--- START OF Given data ---
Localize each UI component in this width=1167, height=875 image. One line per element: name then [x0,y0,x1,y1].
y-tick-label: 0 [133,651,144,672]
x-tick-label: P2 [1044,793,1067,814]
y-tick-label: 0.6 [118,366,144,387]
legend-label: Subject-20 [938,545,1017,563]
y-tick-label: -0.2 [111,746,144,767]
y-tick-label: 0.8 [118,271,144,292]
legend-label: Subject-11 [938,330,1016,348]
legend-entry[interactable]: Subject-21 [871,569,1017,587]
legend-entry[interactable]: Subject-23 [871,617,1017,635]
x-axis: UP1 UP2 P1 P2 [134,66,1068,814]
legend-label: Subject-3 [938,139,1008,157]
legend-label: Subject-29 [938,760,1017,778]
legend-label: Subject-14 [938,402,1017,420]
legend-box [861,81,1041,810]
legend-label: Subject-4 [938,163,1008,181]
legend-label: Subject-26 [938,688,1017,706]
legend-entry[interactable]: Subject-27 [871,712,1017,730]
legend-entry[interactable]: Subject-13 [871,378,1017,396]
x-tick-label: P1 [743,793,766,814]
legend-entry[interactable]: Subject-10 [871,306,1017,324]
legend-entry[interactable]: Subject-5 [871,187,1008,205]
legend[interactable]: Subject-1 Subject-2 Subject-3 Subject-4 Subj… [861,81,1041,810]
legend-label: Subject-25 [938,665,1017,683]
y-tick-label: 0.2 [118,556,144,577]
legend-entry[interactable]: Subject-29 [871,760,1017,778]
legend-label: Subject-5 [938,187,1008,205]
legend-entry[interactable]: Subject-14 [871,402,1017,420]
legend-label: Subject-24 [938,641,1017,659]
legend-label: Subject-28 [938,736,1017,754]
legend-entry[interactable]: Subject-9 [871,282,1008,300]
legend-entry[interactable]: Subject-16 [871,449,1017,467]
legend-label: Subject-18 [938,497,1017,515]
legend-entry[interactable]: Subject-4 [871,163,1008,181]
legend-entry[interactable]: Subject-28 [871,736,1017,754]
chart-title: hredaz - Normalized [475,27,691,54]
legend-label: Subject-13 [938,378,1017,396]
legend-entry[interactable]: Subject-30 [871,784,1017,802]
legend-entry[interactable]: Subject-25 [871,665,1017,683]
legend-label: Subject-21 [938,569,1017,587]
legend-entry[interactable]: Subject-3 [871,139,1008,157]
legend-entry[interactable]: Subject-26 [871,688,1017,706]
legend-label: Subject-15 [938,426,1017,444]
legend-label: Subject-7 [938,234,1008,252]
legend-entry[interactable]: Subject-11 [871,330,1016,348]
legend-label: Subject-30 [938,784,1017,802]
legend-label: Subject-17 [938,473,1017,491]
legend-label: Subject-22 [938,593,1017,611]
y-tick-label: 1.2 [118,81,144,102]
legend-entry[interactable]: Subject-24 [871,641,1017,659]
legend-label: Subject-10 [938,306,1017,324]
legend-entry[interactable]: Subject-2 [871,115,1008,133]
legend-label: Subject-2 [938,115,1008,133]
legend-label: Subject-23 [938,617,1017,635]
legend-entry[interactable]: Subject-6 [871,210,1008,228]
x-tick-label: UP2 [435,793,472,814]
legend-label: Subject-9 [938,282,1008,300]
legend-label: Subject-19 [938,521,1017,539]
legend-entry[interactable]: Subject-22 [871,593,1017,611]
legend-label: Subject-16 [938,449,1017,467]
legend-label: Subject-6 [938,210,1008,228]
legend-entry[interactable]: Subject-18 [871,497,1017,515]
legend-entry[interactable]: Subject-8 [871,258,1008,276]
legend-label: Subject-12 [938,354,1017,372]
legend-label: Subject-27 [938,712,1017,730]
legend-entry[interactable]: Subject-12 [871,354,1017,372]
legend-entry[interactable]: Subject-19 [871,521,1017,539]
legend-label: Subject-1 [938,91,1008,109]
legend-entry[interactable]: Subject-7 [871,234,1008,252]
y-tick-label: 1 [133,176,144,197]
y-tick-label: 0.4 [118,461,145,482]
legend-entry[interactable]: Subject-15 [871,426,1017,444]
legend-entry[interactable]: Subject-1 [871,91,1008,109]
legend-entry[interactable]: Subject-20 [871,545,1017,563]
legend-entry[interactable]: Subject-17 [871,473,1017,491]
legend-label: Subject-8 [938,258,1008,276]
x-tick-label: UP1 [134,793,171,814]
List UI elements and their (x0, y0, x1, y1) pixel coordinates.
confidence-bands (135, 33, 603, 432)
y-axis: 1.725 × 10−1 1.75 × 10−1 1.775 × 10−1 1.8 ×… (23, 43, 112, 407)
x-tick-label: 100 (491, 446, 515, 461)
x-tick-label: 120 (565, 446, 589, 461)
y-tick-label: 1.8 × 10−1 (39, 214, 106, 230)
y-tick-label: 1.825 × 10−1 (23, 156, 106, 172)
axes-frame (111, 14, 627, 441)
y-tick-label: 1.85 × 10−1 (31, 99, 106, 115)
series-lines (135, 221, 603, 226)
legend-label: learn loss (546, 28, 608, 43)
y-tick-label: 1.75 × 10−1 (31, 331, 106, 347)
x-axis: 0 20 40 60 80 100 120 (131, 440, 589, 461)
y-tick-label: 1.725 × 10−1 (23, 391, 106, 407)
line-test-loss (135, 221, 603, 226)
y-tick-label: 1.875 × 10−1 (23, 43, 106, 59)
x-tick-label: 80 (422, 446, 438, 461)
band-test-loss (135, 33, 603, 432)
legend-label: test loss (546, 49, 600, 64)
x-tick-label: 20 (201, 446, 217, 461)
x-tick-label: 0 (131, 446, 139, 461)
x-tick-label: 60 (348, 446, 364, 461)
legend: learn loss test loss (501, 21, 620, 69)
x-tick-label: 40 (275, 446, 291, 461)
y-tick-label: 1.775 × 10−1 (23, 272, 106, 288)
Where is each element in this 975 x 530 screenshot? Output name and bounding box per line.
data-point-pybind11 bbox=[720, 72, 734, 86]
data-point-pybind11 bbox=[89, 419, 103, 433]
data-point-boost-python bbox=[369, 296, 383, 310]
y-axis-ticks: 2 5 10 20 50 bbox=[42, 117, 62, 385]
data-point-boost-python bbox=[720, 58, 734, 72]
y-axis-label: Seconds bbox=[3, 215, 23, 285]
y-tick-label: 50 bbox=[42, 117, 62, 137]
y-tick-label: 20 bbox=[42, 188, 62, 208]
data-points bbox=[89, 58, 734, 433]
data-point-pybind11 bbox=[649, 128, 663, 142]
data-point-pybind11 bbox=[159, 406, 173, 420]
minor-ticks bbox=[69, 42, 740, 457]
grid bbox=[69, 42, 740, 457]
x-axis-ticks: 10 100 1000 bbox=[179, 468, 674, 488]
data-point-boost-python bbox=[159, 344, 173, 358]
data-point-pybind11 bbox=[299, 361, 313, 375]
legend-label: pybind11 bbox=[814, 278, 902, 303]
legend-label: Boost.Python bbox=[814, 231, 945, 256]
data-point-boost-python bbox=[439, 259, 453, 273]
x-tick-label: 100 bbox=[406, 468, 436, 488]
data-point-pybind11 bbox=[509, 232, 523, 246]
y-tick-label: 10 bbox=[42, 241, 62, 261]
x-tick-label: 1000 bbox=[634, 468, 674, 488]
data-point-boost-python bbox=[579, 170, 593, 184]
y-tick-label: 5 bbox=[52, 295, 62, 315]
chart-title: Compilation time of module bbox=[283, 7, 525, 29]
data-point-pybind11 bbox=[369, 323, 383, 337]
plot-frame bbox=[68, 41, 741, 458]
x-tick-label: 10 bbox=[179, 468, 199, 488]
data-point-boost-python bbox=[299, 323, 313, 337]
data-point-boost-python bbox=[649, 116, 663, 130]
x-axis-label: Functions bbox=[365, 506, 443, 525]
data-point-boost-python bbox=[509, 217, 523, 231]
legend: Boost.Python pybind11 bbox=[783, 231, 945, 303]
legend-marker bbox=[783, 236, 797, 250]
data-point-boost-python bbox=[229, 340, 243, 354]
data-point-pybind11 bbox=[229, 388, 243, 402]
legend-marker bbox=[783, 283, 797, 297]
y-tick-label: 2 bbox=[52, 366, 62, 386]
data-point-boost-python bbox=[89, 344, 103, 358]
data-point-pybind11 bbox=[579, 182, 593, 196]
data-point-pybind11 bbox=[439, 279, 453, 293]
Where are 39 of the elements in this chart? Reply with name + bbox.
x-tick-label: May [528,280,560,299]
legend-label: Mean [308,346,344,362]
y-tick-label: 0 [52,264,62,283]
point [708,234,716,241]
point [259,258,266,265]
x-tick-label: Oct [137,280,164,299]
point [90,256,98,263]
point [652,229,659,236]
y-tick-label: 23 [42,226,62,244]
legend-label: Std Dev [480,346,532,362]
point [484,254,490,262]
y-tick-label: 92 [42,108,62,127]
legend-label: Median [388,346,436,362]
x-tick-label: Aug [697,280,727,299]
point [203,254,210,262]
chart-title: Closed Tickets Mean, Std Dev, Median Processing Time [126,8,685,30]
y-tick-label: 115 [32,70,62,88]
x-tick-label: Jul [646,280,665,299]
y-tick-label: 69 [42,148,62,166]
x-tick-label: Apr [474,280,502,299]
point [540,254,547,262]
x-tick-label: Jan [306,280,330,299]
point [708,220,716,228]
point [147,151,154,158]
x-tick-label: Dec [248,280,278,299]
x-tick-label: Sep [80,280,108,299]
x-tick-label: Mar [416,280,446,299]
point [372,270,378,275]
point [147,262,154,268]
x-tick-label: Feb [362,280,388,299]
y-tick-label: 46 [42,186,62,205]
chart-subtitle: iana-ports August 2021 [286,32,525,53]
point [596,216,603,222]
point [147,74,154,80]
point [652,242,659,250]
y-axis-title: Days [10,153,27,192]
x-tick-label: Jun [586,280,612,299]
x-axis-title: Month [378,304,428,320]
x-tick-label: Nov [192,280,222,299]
--- END OF Given data ---
* **Task**:
Please pull out every line in the rows above that contains the string "Mean", matching case exactly.

* **Correct response**:
legend-label: Mean [308,346,344,362]
chart-title: Closed Tickets Mean, Std Dev, Median Processing Time [126,8,685,30]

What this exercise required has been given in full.